══ RECORD SET ══

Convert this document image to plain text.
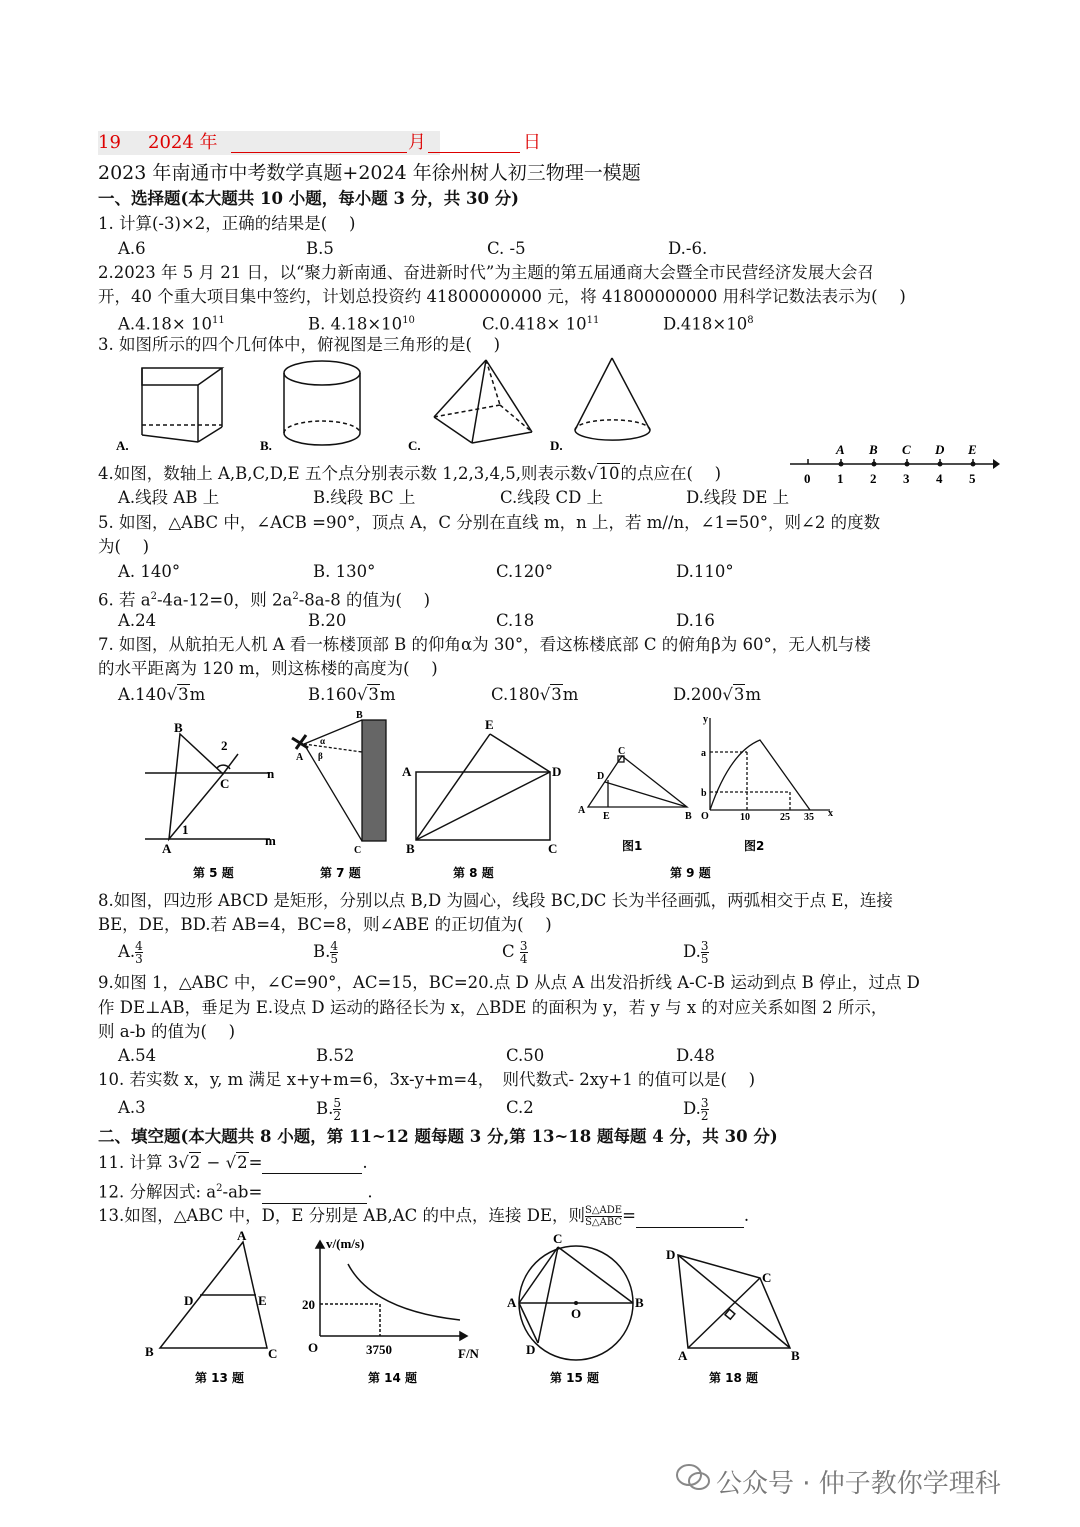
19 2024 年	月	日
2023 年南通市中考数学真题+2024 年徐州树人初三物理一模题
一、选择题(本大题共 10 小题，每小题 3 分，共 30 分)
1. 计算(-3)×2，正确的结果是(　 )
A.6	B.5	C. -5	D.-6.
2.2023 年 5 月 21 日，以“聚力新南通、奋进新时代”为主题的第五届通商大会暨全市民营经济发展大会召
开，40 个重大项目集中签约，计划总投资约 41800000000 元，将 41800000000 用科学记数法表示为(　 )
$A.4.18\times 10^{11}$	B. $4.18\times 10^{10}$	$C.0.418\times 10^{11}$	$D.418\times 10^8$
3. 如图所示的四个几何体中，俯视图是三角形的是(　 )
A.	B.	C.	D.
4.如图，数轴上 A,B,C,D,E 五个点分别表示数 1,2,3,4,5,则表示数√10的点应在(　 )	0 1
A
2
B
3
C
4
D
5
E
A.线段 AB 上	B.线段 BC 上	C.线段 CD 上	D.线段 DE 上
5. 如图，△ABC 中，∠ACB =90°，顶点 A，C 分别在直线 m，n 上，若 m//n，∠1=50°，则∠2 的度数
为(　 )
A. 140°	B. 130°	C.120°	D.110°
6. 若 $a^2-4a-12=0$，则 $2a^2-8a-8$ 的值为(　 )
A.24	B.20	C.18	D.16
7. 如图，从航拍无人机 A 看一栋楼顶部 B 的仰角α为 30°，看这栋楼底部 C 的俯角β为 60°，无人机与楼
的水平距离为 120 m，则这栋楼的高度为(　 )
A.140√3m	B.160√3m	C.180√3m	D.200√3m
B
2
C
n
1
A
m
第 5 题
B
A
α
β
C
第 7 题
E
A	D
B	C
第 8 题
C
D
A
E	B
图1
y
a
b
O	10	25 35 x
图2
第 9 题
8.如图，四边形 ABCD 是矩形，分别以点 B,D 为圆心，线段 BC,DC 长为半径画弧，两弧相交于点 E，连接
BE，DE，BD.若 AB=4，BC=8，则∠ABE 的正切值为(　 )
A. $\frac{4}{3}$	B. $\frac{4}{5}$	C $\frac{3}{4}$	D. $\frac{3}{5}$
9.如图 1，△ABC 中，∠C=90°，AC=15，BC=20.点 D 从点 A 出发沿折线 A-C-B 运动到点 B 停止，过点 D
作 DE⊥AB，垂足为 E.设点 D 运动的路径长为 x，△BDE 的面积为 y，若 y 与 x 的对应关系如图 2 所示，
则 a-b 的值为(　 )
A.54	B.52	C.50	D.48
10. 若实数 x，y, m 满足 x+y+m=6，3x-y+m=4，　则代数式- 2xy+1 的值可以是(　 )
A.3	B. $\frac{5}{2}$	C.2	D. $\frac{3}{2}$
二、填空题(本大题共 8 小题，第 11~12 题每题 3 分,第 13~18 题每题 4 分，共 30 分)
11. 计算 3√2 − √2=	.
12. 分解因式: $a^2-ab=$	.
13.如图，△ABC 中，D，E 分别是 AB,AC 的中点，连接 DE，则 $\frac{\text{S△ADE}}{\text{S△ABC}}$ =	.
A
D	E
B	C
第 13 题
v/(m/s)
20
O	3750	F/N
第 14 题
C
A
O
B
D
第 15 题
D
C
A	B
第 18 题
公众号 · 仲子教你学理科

═══

### EXERCISE:
Reproduce the entries above exactly. Do not include the images.

### PROBLEM SOLUTION:
Convert this document image to plain text.
19 2024 年	月	日
2023 年南通市中考数学真题+2024 年徐州树人初三物理一模题
一、选择题(本大题共 10 小题，每小题 3 分，共 30 分)
1. 计算(-3)×2，正确的结果是(　 )
A.6	B.5	C. -5	D.-6.
2.2023 年 5 月 21 日，以“聚力新南通、奋进新时代”为主题的第五届通商大会暨全市民营经济发展大会召
开，40 个重大项目集中签约，计划总投资约 41800000000 元，将 41800000000 用科学记数法表示为(　 )
$A.4.18\times 10^{11}$	B. $4.18\times 10^{10}$	$C.0.418\times 10^{11}$	$D.418\times 10^8$
3. 如图所示的四个几何体中，俯视图是三角形的是(　 )
A.	B.	C.	D.
4.如图，数轴上 A,B,C,D,E 五个点分别表示数 1,2,3,4,5,则表示数√10的点应在(　 )	0 1
A
2
B
3
C
4
D
5
E
A.线段 AB 上	B.线段 BC 上	C.线段 CD 上	D.线段 DE 上
5. 如图，△ABC 中，∠ACB =90°，顶点 A，C 分别在直线 m，n 上，若 m//n，∠1=50°，则∠2 的度数
为(　 )
A. 140°	B. 130°	C.120°	D.110°
6. 若 $a^2-4a-12=0$，则 $2a^2-8a-8$ 的值为(　 )
A.24	B.20	C.18	D.16
7. 如图，从航拍无人机 A 看一栋楼顶部 B 的仰角α为 30°，看这栋楼底部 C 的俯角β为 60°，无人机与楼
的水平距离为 120 m，则这栋楼的高度为(　 )
A.140√3m	B.160√3m	C.180√3m	D.200√3m
B
2
C
n
1
A
m
第 5 题
B
A
α
β
C
第 7 题
E
A	D
B	C
第 8 题
C
D
A
E	B
图1
y
a
b
O	10	25 35 x
图2
第 9 题
8.如图，四边形 ABCD 是矩形，分别以点 B,D 为圆心，线段 BC,DC 长为半径画弧，两弧相交于点 E，连接
BE，DE，BD.若 AB=4，BC=8，则∠ABE 的正切值为(　 )
A. $\frac{4}{3}$	B. $\frac{4}{5}$	C $\frac{3}{4}$	D. $\frac{3}{5}$
9.如图 1，△ABC 中，∠C=90°，AC=15，BC=20.点 D 从点 A 出发沿折线 A-C-B 运动到点 B 停止，过点 D
作 DE⊥AB，垂足为 E.设点 D 运动的路径长为 x，△BDE 的面积为 y，若 y 与 x 的对应关系如图 2 所示，
则 a-b 的值为(　 )
A.54	B.52	C.50	D.48
10. 若实数 x，y, m 满足 x+y+m=6，3x-y+m=4，　则代数式- 2xy+1 的值可以是(　 )
A.3	B. $\frac{5}{2}$	C.2	D. $\frac{3}{2}$
二、填空题(本大题共 8 小题，第 11~12 题每题 3 分,第 13~18 题每题 4 分，共 30 分)
11. 计算 3√2 − √2=	.
12. 分解因式: $a^2-ab=$	.
13.如图，△ABC 中，D，E 分别是 AB,AC 的中点，连接 DE，则 $\frac{\text{S△ADE}}{\text{S△ABC}}$ =	.
A
D	E
B	C
第 13 题
v/(m/s)
20
O	3750	F/N
第 14 题
C
A
O
B
D
第 15 题
D
C
A	B
第 18 题
公众号 · 仲子教你学理科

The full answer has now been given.